SHORT EXERCISE: Each record is to be transcribed exactly.

RAW RECORDS:
========
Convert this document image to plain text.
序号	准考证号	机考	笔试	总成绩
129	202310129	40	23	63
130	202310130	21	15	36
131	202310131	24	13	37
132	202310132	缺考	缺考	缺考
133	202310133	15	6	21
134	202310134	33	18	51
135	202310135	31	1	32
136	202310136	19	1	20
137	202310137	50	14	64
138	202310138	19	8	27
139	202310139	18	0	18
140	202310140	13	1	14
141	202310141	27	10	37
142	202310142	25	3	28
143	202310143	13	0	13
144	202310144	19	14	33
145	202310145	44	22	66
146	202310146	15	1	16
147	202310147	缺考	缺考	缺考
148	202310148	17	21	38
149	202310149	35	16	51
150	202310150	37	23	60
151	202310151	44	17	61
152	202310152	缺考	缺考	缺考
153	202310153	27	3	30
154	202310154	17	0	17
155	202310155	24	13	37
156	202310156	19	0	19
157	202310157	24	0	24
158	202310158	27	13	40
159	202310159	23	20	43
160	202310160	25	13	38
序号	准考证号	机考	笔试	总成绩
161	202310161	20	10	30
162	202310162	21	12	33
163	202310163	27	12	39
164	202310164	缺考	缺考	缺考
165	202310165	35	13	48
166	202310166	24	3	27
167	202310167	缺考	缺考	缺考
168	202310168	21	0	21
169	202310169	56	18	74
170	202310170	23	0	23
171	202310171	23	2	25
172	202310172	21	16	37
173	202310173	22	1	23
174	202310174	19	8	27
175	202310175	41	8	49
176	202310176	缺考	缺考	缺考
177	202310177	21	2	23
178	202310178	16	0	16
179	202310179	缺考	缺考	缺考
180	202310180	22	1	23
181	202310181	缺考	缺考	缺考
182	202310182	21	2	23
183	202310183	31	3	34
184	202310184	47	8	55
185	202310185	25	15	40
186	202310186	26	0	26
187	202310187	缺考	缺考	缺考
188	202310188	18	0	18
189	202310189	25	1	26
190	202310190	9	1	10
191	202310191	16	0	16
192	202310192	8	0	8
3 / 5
========
WRITTEN RESPONSE:
Convert this document image to plain text.
序号	准考证号	机考	笔试	总成绩
129	202310129	40	23	63
130	202310130	21	15	36
131	202310131	24	13	37
132	202310132	缺考	缺考	缺考
133	202310133	15	6	21
134	202310134	33	18	51
135	202310135	31	1	32
136	202310136	19	1	20
137	202310137	50	14	64
138	202310138	19	8	27
139	202310139	18	0	18
140	202310140	13	1	14
141	202310141	27	10	37
142	202310142	25	3	28
143	202310143	13	0	13
144	202310144	19	14	33
145	202310145	44	22	66
146	202310146	15	1	16
147	202310147	缺考	缺考	缺考
148	202310148	17	21	38
149	202310149	35	16	51
150	202310150	37	23	60
151	202310151	44	17	61
152	202310152	缺考	缺考	缺考
153	202310153	27	3	30
154	202310154	17	0	17
155	202310155	24	13	37
156	202310156	19	0	19
157	202310157	24	0	24
158	202310158	27	13	40
159	202310159	23	20	43
160	202310160	25	13	38
序号	准考证号	机考	笔试	总成绩
161	202310161	20	10	30
162	202310162	21	12	33
163	202310163	27	12	39
164	202310164	缺考	缺考	缺考
165	202310165	35	13	48
166	202310166	24	3	27
167	202310167	缺考	缺考	缺考
168	202310168	21	0	21
169	202310169	56	18	74
170	202310170	23	0	23
171	202310171	23	2	25
172	202310172	21	16	37
173	202310173	22	1	23
174	202310174	19	8	27
175	202310175	41	8	49
176	202310176	缺考	缺考	缺考
177	202310177	21	2	23
178	202310178	16	0	16
179	202310179	缺考	缺考	缺考
180	202310180	22	1	23
181	202310181	缺考	缺考	缺考
182	202310182	21	2	23
183	202310183	31	3	34
184	202310184	47	8	55
185	202310185	25	15	40
186	202310186	26	0	26
187	202310187	缺考	缺考	缺考
188	202310188	18	0	18
189	202310189	25	1	26
190	202310190	9	1	10
191	202310191	16	0	16
192	202310192	8	0	8
3 / 5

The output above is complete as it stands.